**WHAT THE TASK REQUIRES**
Exclude images, then output the remaining data verbatim.

%%

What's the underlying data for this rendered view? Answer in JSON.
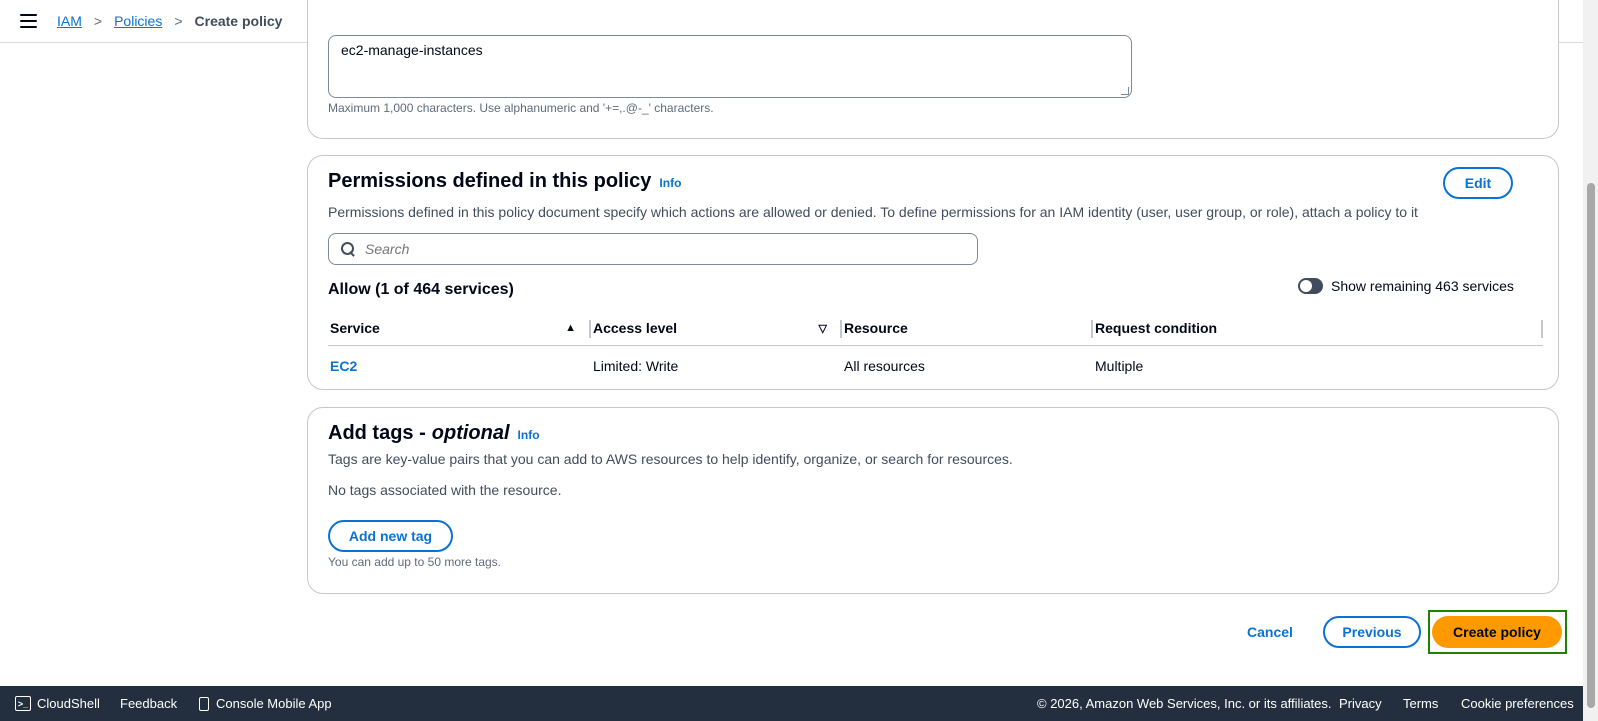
{
  "breadcrumb": {
    "items": [
      "IAM",
      "Policies"
    ],
    "current": "Create policy",
    "separator": ">"
  },
  "description_section": {
    "textarea_value": "ec2-manage-instances",
    "hint": "Maximum 1,000 characters. Use alphanumeric and '+=,.@-_' characters."
  },
  "permissions": {
    "title": "Permissions defined in this policy",
    "info": "Info",
    "edit_label": "Edit",
    "description": "Permissions defined in this policy document specify which actions are allowed or denied. To define permissions for an IAM identity (user, user group, or role), attach a policy to it",
    "search_placeholder": "Search",
    "allow_title": "Allow (1 of 464 services)",
    "toggle_label": "Show remaining 463 services",
    "toggle_on": false,
    "columns": [
      "Service",
      "Access level",
      "Resource",
      "Request condition"
    ],
    "rows": [
      {
        "service": "EC2",
        "access_level": "Limited: Write",
        "resource": "All resources",
        "request_condition": "Multiple"
      }
    ]
  },
  "tags": {
    "title": "Add tags -",
    "title_optional": "optional",
    "info": "Info",
    "description": "Tags are key-value pairs that you can add to AWS resources to help identify, organize, or search for resources.",
    "empty": "No tags associated with the resource.",
    "add_label": "Add new tag",
    "limit_hint": "You can add up to 50 more tags."
  },
  "actions": {
    "cancel": "Cancel",
    "previous": "Previous",
    "create": "Create policy"
  },
  "footer": {
    "cloudshell": "CloudShell",
    "feedback": "Feedback",
    "mobile_app": "Console Mobile App",
    "copyright": "© 2026, Amazon Web Services, Inc. or its affiliates.",
    "privacy": "Privacy",
    "terms": "Terms",
    "cookie": "Cookie preferences"
  },
  "colors": {
    "primary_button": "#ff9900",
    "link": "#0972d3",
    "footer_bg": "#232f3e",
    "highlight": "#1d8102"
  }
}
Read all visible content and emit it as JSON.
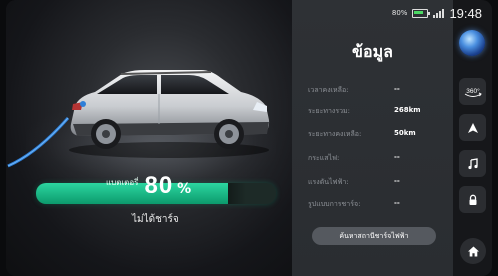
{
  "status_bar": {
    "battery_percent": "80%",
    "time": "19:48",
    "battery_icon": "battery-icon",
    "signal_icon": "signal-icon"
  },
  "charging": {
    "soc_label": "แบตเตอรี่",
    "soc_value": "80",
    "soc_unit": "%",
    "soc_fraction": 0.8,
    "status_text": "ไม่ได้ชาร์จ",
    "accent_color": "#1fbf8a"
  },
  "info": {
    "title": "ข้อมูล",
    "rows": [
      {
        "label": "เวลาคงเหลือ:",
        "value": "--"
      },
      {
        "label": "ระยะทางรวม:",
        "value": "268km"
      },
      {
        "label": "ระยะทางคงเหลือ:",
        "value": "50km"
      },
      {
        "label": "กระแสไฟ:",
        "value": "--"
      },
      {
        "label": "แรงดันไฟฟ้า:",
        "value": "--"
      },
      {
        "label": "รูปแบบการชาร์จ:",
        "value": "--"
      }
    ],
    "find_station_label": "ค้นหาสถานีชาร์จไฟฟ้า"
  },
  "nav": {
    "items": [
      {
        "name": "360-view",
        "icon": "360-camera-icon",
        "label": "360°"
      },
      {
        "name": "navigation",
        "icon": "navigation-arrow-icon"
      },
      {
        "name": "music",
        "icon": "music-note-icon"
      },
      {
        "name": "lock",
        "icon": "lock-icon"
      }
    ],
    "home_icon": "home-icon",
    "assistant_icon": "voice-assistant-icon"
  }
}
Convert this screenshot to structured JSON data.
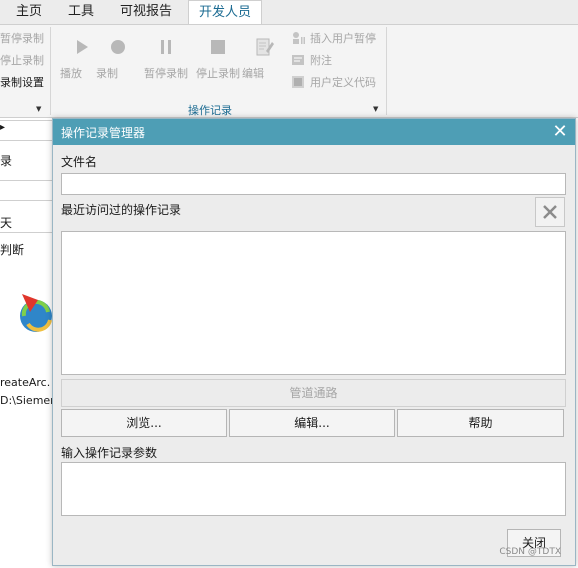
{
  "ribbon_tabs": [
    {
      "label": "主页"
    },
    {
      "label": "工具"
    },
    {
      "label": "可视报告"
    },
    {
      "label": "开发人员",
      "active": true
    }
  ],
  "ribbon": {
    "left_cut": {
      "pause_record": "暂停录制",
      "stop_record": "停止录制",
      "record_settings": "录制设置"
    },
    "buttons": {
      "play": "播放",
      "record": "录制",
      "pause_record": "暂停录制",
      "stop_record": "停止录制",
      "edit": "编辑"
    },
    "small_buttons": {
      "insert_pause": "插入用户暂停",
      "annotation": "附注",
      "user_code": "用户定义代码"
    },
    "group_title": "操作记录"
  },
  "left_panel": {
    "heading_cut": "录",
    "day_cut": "天",
    "judge_cut": "判断",
    "file_cut": "reateArc.",
    "path_cut": "D:\\Siemen"
  },
  "dialog": {
    "title": "操作记录管理器",
    "filename_label": "文件名",
    "filename_value": "",
    "recent_label": "最近访问过的操作记录",
    "pipeline_button": "管道通路",
    "browse_button": "浏览...",
    "edit_button": "编辑...",
    "help_button": "帮助",
    "params_label": "输入操作记录参数",
    "params_value": "",
    "close_button": "关闭"
  },
  "watermark": "CSDN @TDTX",
  "colors": {
    "title_bar": "#4e9eb5",
    "active_tab_text": "#1b6b92",
    "disabled_text": "#a6a6a6"
  }
}
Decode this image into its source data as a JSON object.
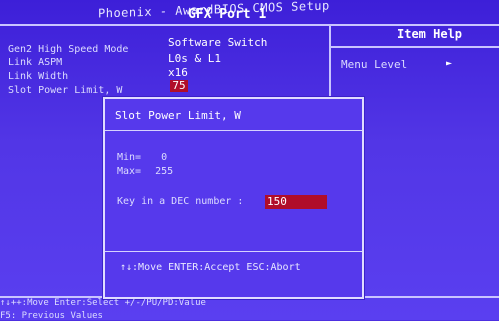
{
  "header": {
    "brand": "Phoenix - AwardBIOS CMOS Setup",
    "page_title": "GFX Port 1"
  },
  "settings": [
    {
      "label": "Gen2 High Speed Mode",
      "value": "Software Switch"
    },
    {
      "label": "Link ASPM",
      "value": "L0s & L1"
    },
    {
      "label": "Link Width",
      "value": "x16"
    },
    {
      "label": "Slot Power Limit, W",
      "value": "75"
    }
  ],
  "help": {
    "title": "Item Help",
    "menu_level": "Menu Level",
    "arrow": "►"
  },
  "dialog": {
    "title": "Slot Power Limit, W",
    "min_label": "Min=",
    "min_value": "0",
    "max_label": "Max=",
    "max_value": "255",
    "prompt": "Key in a DEC number :",
    "input_value": "150",
    "keys": "↑↓:Move ENTER:Accept ESC:Abort"
  },
  "footer": {
    "line1": "↑↓++:Move  Enter:Select  +/-/PU/PD:Value",
    "line2": "F5: Previous Values"
  },
  "colors": {
    "background": "#4d2fe0",
    "highlight": "#b00d2a",
    "frame": "#c9c4ff"
  }
}
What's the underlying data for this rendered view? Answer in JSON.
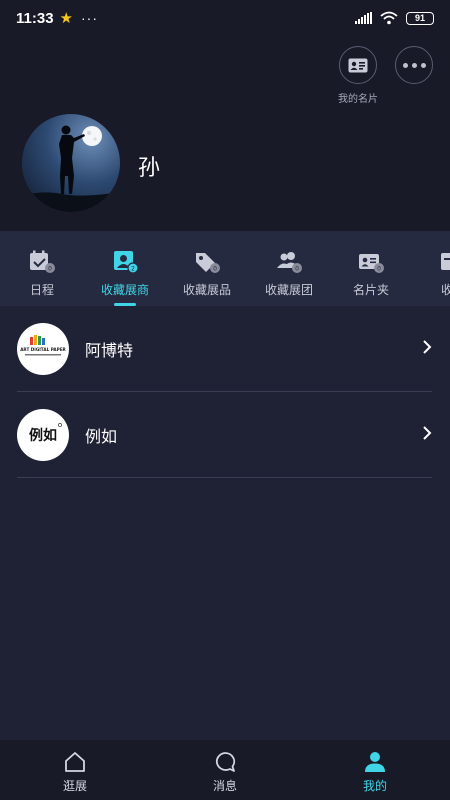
{
  "status_bar": {
    "time": "11:33",
    "battery": "91"
  },
  "header": {
    "card_button_label": "我的名片",
    "user_name": "孙"
  },
  "tabs": [
    {
      "label": "日程",
      "active": false
    },
    {
      "label": "收藏展商",
      "active": true
    },
    {
      "label": "收藏展品",
      "active": false
    },
    {
      "label": "收藏展团",
      "active": false
    },
    {
      "label": "名片夹",
      "active": false
    },
    {
      "label": "收藏",
      "active": false
    }
  ],
  "list": [
    {
      "name": "阿博特",
      "logo_text": "ART DIGITAL PAPER"
    },
    {
      "name": "例如",
      "logo_text": "例如"
    }
  ],
  "bottom_nav": [
    {
      "label": "逛展",
      "icon": "home-icon"
    },
    {
      "label": "消息",
      "icon": "message-icon"
    },
    {
      "label": "我的",
      "icon": "person-icon"
    }
  ],
  "colors": {
    "accent": "#40d4e6",
    "background": "#1f2135",
    "header_bg": "#191a28",
    "tab_bg": "#262a40"
  }
}
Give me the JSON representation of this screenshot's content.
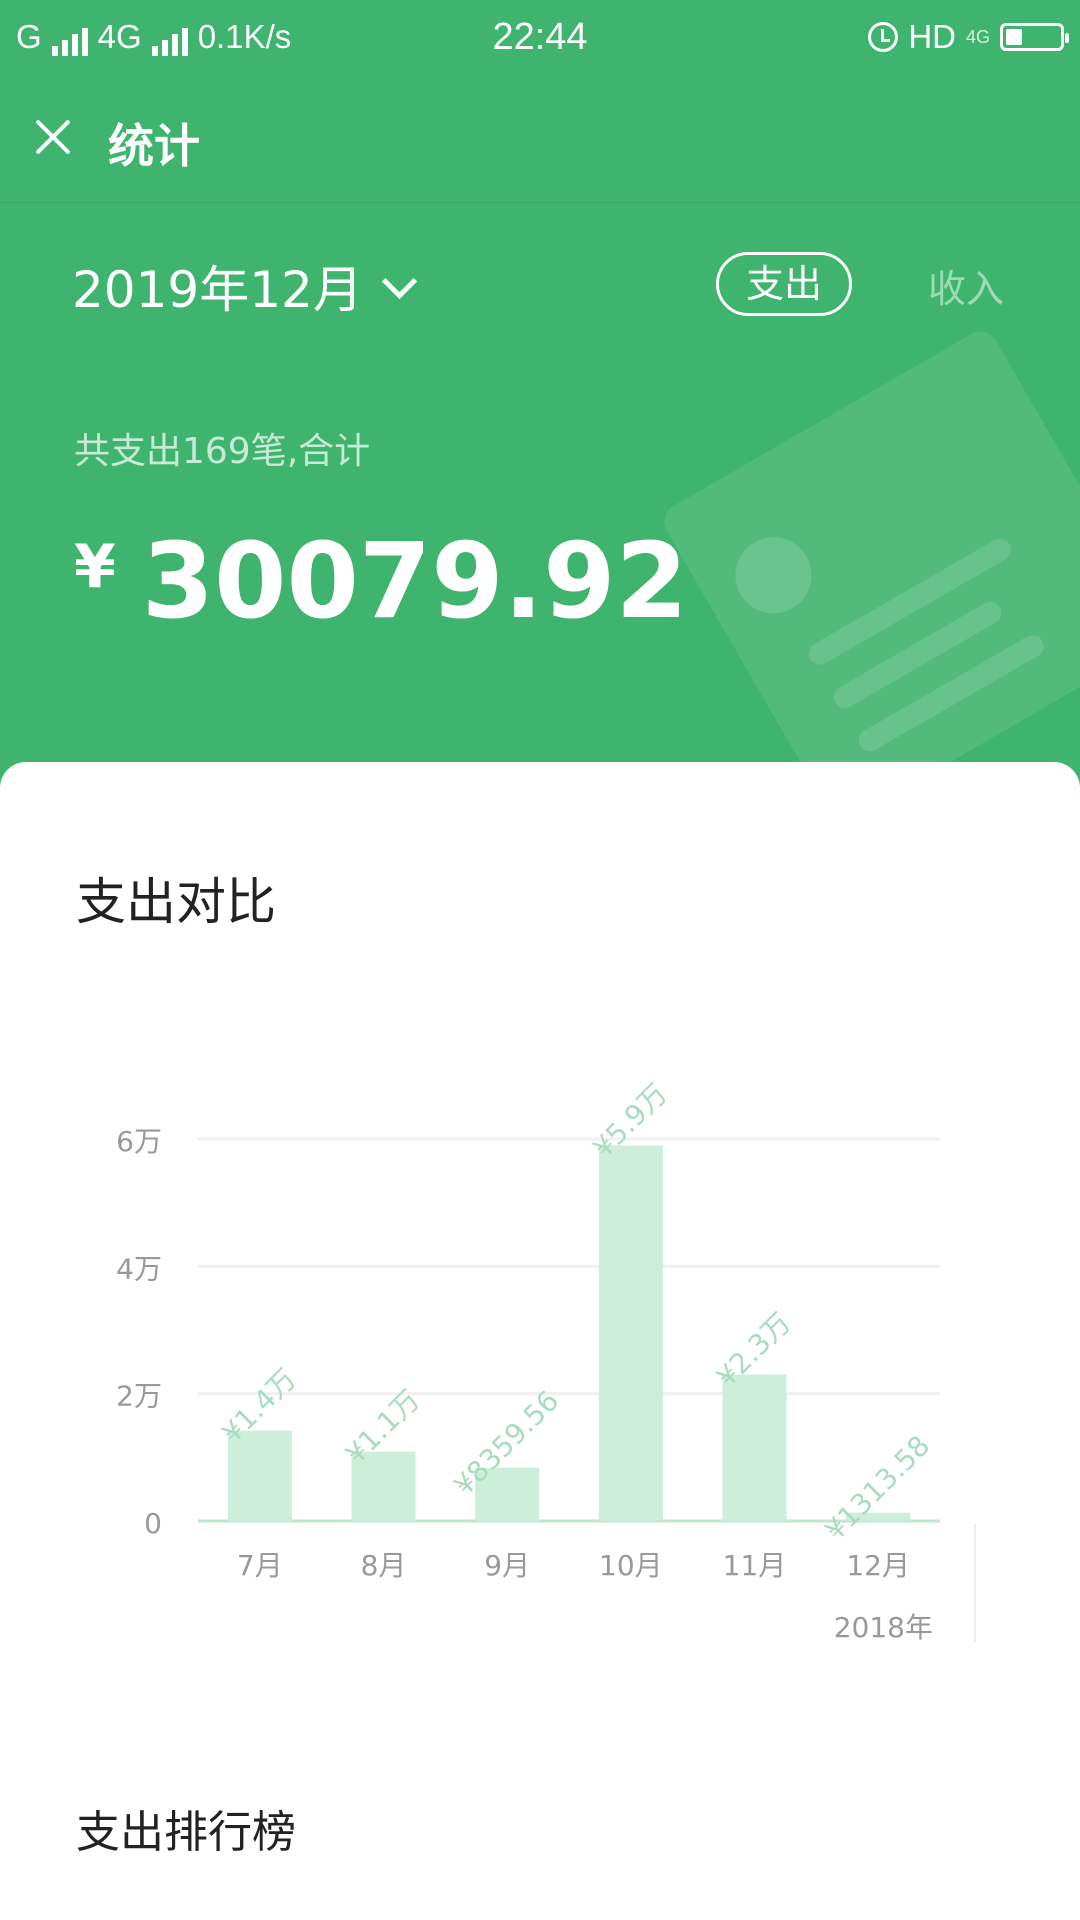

%%

**CORRECT ANSWER**
What's the underlying data for this rendered view? Answer in JSON.
{
  "breadcrumb": {
    "items": [
      "IAM",
      "Policies"
    ],
    "current": "Create policy",
    "separator": ">"
  },
  "description_section": {
    "textarea_value": "ec2-manage-instances",
    "hint": "Maximum 1,000 characters. Use alphanumeric and '+=,.@-_' characters."
  },
  "permissions": {
    "title": "Permissions defined in this policy",
    "info": "Info",
    "edit_label": "Edit",
    "description": "Permissions defined in this policy document specify which actions are allowed or denied. To define permissions for an IAM identity (user, user group, or role), attach a policy to it",
    "search_placeholder": "Search",
    "allow_title": "Allow (1 of 464 services)",
    "toggle_label": "Show remaining 463 services",
    "toggle_on": false,
    "columns": [
      "Service",
      "Access level",
      "Resource",
      "Request condition"
    ],
    "rows": [
      {
        "service": "EC2",
        "access_level": "Limited: Write",
        "resource": "All resources",
        "request_condition": "Multiple"
      }
    ]
  },
  "tags": {
    "title": "Add tags -",
    "title_optional": "optional",
    "info": "Info",
    "description": "Tags are key-value pairs that you can add to AWS resources to help identify, organize, or search for resources.",
    "empty": "No tags associated with the resource.",
    "add_label": "Add new tag",
    "limit_hint": "You can add up to 50 more tags."
  },
  "actions": {
    "cancel": "Cancel",
    "previous": "Previous",
    "create": "Create policy"
  },
  "footer": {
    "cloudshell": "CloudShell",
    "feedback": "Feedback",
    "mobile_app": "Console Mobile App",
    "copyright": "© 2026, Amazon Web Services, Inc. or its affiliates.",
    "privacy": "Privacy",
    "terms": "Terms",
    "cookie": "Cookie preferences"
  },
  "colors": {
    "primary_button": "#ff9900",
    "link": "#0972d3",
    "footer_bg": "#232f3e",
    "highlight": "#1d8102"
  }
}
Read all visible content and emit it as JSON.
{
  "status_bar": {
    "battery_percent": "80%",
    "time": "19:48",
    "battery_icon": "battery-icon",
    "signal_icon": "signal-icon"
  },
  "charging": {
    "soc_label": "แบตเตอรี่",
    "soc_value": "80",
    "soc_unit": "%",
    "soc_fraction": 0.8,
    "status_text": "ไม่ได้ชาร์จ",
    "accent_color": "#1fbf8a"
  },
  "info": {
    "title": "ข้อมูล",
    "rows": [
      {
        "label": "เวลาคงเหลือ:",
        "value": "--"
      },
      {
        "label": "ระยะทางรวม:",
        "value": "268km"
      },
      {
        "label": "ระยะทางคงเหลือ:",
        "value": "50km"
      },
      {
        "label": "กระแสไฟ:",
        "value": "--"
      },
      {
        "label": "แรงดันไฟฟ้า:",
        "value": "--"
      },
      {
        "label": "รูปแบบการชาร์จ:",
        "value": "--"
      }
    ],
    "find_station_label": "ค้นหาสถานีชาร์จไฟฟ้า"
  },
  "nav": {
    "items": [
      {
        "name": "360-view",
        "icon": "360-camera-icon",
        "label": "360°"
      },
      {
        "name": "navigation",
        "icon": "navigation-arrow-icon"
      },
      {
        "name": "music",
        "icon": "music-note-icon"
      },
      {
        "name": "lock",
        "icon": "lock-icon"
      }
    ],
    "home_icon": "home-icon",
    "assistant_icon": "voice-assistant-icon"
  }
}
Convert this screenshot to structured JSON data.
{
  "ribbon_tabs": [
    {
      "label": "主页"
    },
    {
      "label": "工具"
    },
    {
      "label": "可视报告"
    },
    {
      "label": "开发人员",
      "active": true
    }
  ],
  "ribbon": {
    "left_cut": {
      "pause_record": "暂停录制",
      "stop_record": "停止录制",
      "record_settings": "录制设置"
    },
    "buttons": {
      "play": "播放",
      "record": "录制",
      "pause_record": "暂停录制",
      "stop_record": "停止录制",
      "edit": "编辑"
    },
    "small_buttons": {
      "insert_pause": "插入用户暂停",
      "annotation": "附注",
      "user_code": "用户定义代码"
    },
    "group_title": "操作记录"
  },
  "left_panel": {
    "heading_cut": "录",
    "day_cut": "天",
    "judge_cut": "判断",
    "file_cut": "reateArc.",
    "path_cut": "D:\\Siemen"
  },
  "dialog": {
    "title": "操作记录管理器",
    "filename_label": "文件名",
    "filename_value": "",
    "recent_label": "最近访问过的操作记录",
    "pipeline_button": "管道通路",
    "browse_button": "浏览...",
    "edit_button": "编辑...",
    "help_button": "帮助",
    "params_label": "输入操作记录参数",
    "params_value": "",
    "close_button": "关闭"
  },
  "watermark": "CSDN @TDTX",
  "colors": {
    "title_bar": "#4e9eb5",
    "active_tab_text": "#1b6b92",
    "disabled_text": "#a6a6a6"
  }
}
Decode this image into its source data as a JSON object.
{
  "header": {
    "brand": "Phoenix - AwardBIOS CMOS Setup",
    "page_title": "GFX Port 1"
  },
  "settings": [
    {
      "label": "Gen2 High Speed Mode",
      "value": "Software Switch"
    },
    {
      "label": "Link ASPM",
      "value": "L0s & L1"
    },
    {
      "label": "Link Width",
      "value": "x16"
    },
    {
      "label": "Slot Power Limit, W",
      "value": "75"
    }
  ],
  "help": {
    "title": "Item Help",
    "menu_level": "Menu Level",
    "arrow": "►"
  },
  "dialog": {
    "title": "Slot Power Limit, W",
    "min_label": "Min=",
    "min_value": "0",
    "max_label": "Max=",
    "max_value": "255",
    "prompt": "Key in a DEC number :",
    "input_value": "150",
    "keys": "↑↓:Move ENTER:Accept ESC:Abort"
  },
  "footer": {
    "line1": "↑↓++:Move  Enter:Select  +/-/PU/PD:Value",
    "line2": "F5: Previous Values"
  },
  "colors": {
    "background": "#4d2fe0",
    "highlight": "#b00d2a",
    "frame": "#c9c4ff"
  }
}
What's the underlying data for this rendered view? Answer in JSON.
{
  "status_bar": {
    "time": "11:33",
    "battery": "91"
  },
  "header": {
    "card_button_label": "我的名片",
    "user_name": "孙"
  },
  "tabs": [
    {
      "label": "日程",
      "active": false
    },
    {
      "label": "收藏展商",
      "active": true
    },
    {
      "label": "收藏展品",
      "active": false
    },
    {
      "label": "收藏展团",
      "active": false
    },
    {
      "label": "名片夹",
      "active": false
    },
    {
      "label": "收藏",
      "active": false
    }
  ],
  "list": [
    {
      "name": "阿博特",
      "logo_text": "ART DIGITAL PAPER"
    },
    {
      "name": "例如",
      "logo_text": "例如"
    }
  ],
  "bottom_nav": [
    {
      "label": "逛展",
      "icon": "home-icon"
    },
    {
      "label": "消息",
      "icon": "message-icon"
    },
    {
      "label": "我的",
      "icon": "person-icon"
    }
  ],
  "colors": {
    "accent": "#40d4e6",
    "background": "#1f2135",
    "header_bg": "#191a28",
    "tab_bg": "#262a40"
  }
}
Give me the JSON representation of this screenshot's content.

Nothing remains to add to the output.